## Start DATA PROVIDED
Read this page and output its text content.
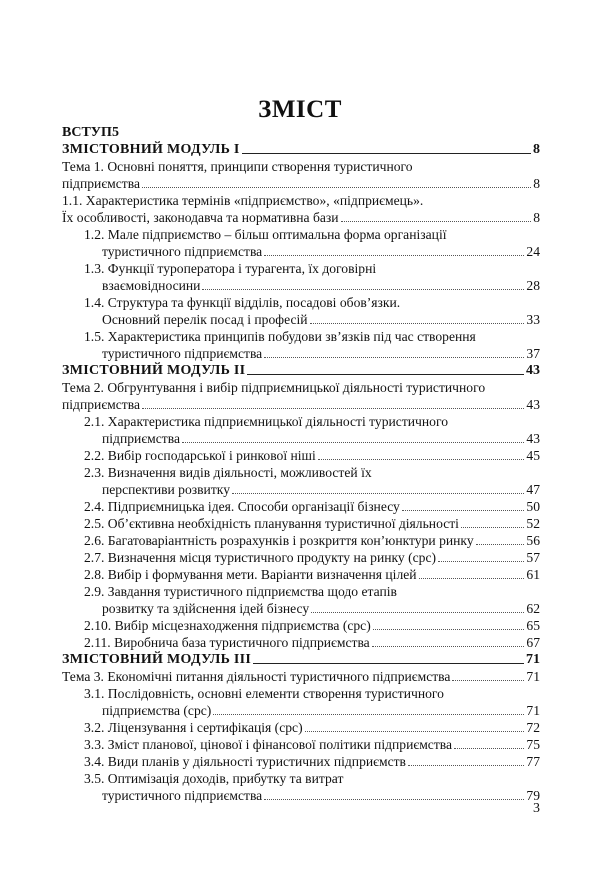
ЗМІСТ
ВСТУП5
ЗМІСТОВНИЙ МОДУЛЬ І	8
Тема 1. Основні поняття, принципи створення туристичного
підприємства	8
1.1. Характеристика термінів «підприємство», «підприємець».
Їх особливості, законодавча та нормативна бази	8
1.2. Мале підприємство – більш оптимальна форма організації
туристичного підприємства	24
1.3. Функції туроператора і турагента, їх договірні
взаємовідносини	28
1.4. Структура та функції відділів, посадові обов’язки.
Основний перелік посад і професій	33
1.5. Характеристика принципів побудови зв’язків під час створення
туристичного підприємства	37
ЗМІСТОВНИЙ МОДУЛЬ ІІ	43
Тема 2. Обгрунтування і вибір підприємницької діяльності туристичного
підприємства	43
2.1. Характеристика підприємницької діяльності туристичного
підприємства	43
2.2. Вибір господарської і ринкової ніші	45
2.3. Визначення видів діяльності, можливостей їх
перспективи розвитку	47
2.4. Підприємницька ідея. Способи організації бізнесу	50
2.5. Об’єктивна необхідність планування туристичної діяльності	52
2.6. Багатоваріантність розрахунків і розкриття кон’юнктури ринку	56
2.7. Визначення місця туристичного продукту на ринку (срс)	57
2.8. Вибір і формування мети. Варіанти визначення цілей	61
2.9. Завдання туристичного підприємства щодо етапів
розвитку та здійснення ідей бізнесу	62
2.10. Вибір місцезнаходження підприємства (срс)	65
2.11. Виробнича база туристичного підприємства	67
ЗМІСТОВНИЙ МОДУЛЬ ІІІ	71
Тема 3. Економічні питання діяльності туристичного підприємства	71
3.1. Послідовність, основні елементи створення туристичного
підприємства (срс)	71
3.2. Ліцензування і сертифікація (срс)	72
3.3. Зміст планової, цінової і фінансової політики підприємства	75
3.4. Види планів у діяльності туристичних підприємств	77
3.5. Оптимізація доходів, прибутку та витрат
туристичного підприємства	79
3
## End DATA PROVIDED
INSTRUCTION:
Search the data for the string "підприємства" and copy each line where it appears.

RIGHT ANSWER:
підприємства	8
туристичного підприємства	24
туристичного підприємства	37
підприємства	43
підприємства	43
2.9. Завдання туристичного підприємства щодо етапів
2.10. Вибір місцезнаходження підприємства (срс)	65
2.11. Виробнича база туристичного підприємства	67
Тема 3. Економічні питання діяльності туристичного підприємства	71
підприємства (срс)	71
3.3. Зміст планової, цінової і фінансової політики підприємства	75
туристичного підприємства	79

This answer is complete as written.